**DIRECTION:** With the pictures left out, return exactly the lines from the one containing "What data was" through the end of the listing below.

**PROVIDED DATA:**

* * * * * * * * *

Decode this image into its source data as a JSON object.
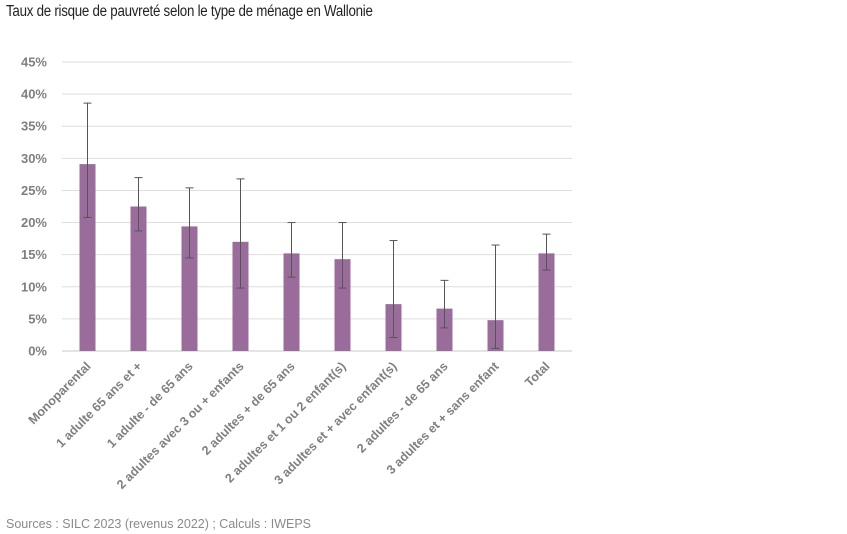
{
  "title": "Taux de risque de pauvreté selon le type de ménage en Wallonie",
  "source": "Sources : SILC 2023 (revenus 2022) ; Calculs : IWEPS",
  "chart_data": {
    "type": "bar",
    "title": "",
    "xlabel": "",
    "ylabel": "",
    "ylim": [
      0,
      45
    ],
    "yticks": [
      0,
      5,
      10,
      15,
      20,
      25,
      30,
      35,
      40,
      45
    ],
    "ytick_labels": [
      "0%",
      "5%",
      "10%",
      "15%",
      "20%",
      "25%",
      "30%",
      "35%",
      "40%",
      "45%"
    ],
    "grid": true,
    "legend": "none",
    "bar_color": "#9a6c9c",
    "categories": [
      "Monoparental",
      "1 adulte 65 ans et +",
      "1 adulte - de 65 ans",
      "2 adultes avec 3 ou + enfants",
      "2 adultes + de 65 ans",
      "2 adultes et 1 ou 2 enfant(s)",
      "3 adultes et + avec enfant(s)",
      "2 adultes - de 65 ans",
      "3 adultes et + sans enfant",
      "Total"
    ],
    "values": [
      29.1,
      22.5,
      19.4,
      17.0,
      15.2,
      14.3,
      7.3,
      6.6,
      4.8,
      15.2
    ],
    "error_low": [
      20.8,
      18.7,
      14.5,
      9.8,
      11.5,
      9.8,
      2.1,
      3.6,
      0.4,
      12.6
    ],
    "error_high": [
      38.6,
      27.0,
      25.4,
      26.8,
      20.0,
      20.0,
      17.2,
      11.0,
      16.5,
      18.2
    ]
  }
}
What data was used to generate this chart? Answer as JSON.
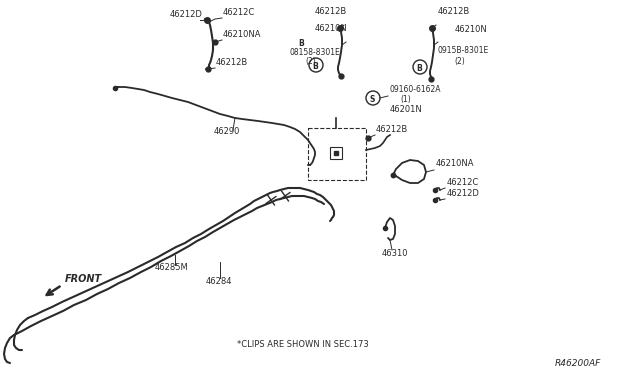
{
  "bg_color": "#ffffff",
  "line_color": "#2a2a2a",
  "text_color": "#2a2a2a",
  "fig_width": 6.4,
  "fig_height": 3.72,
  "dpi": 100,
  "ref_code": "R46200AF",
  "footnote": "*CLIPS ARE SHOWN IN SEC.173",
  "front_label": "FRONT"
}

* * * * * * * * *

**WRITTEN ANSWER:**
What data was used to generate this chart? Answer as JSON.
{
  "bg_color": "#ffffff",
  "line_color": "#2a2a2a",
  "text_color": "#2a2a2a",
  "fig_width": 6.4,
  "fig_height": 3.72,
  "dpi": 100,
  "ref_code": "R46200AF",
  "footnote": "*CLIPS ARE SHOWN IN SEC.173",
  "front_label": "FRONT"
}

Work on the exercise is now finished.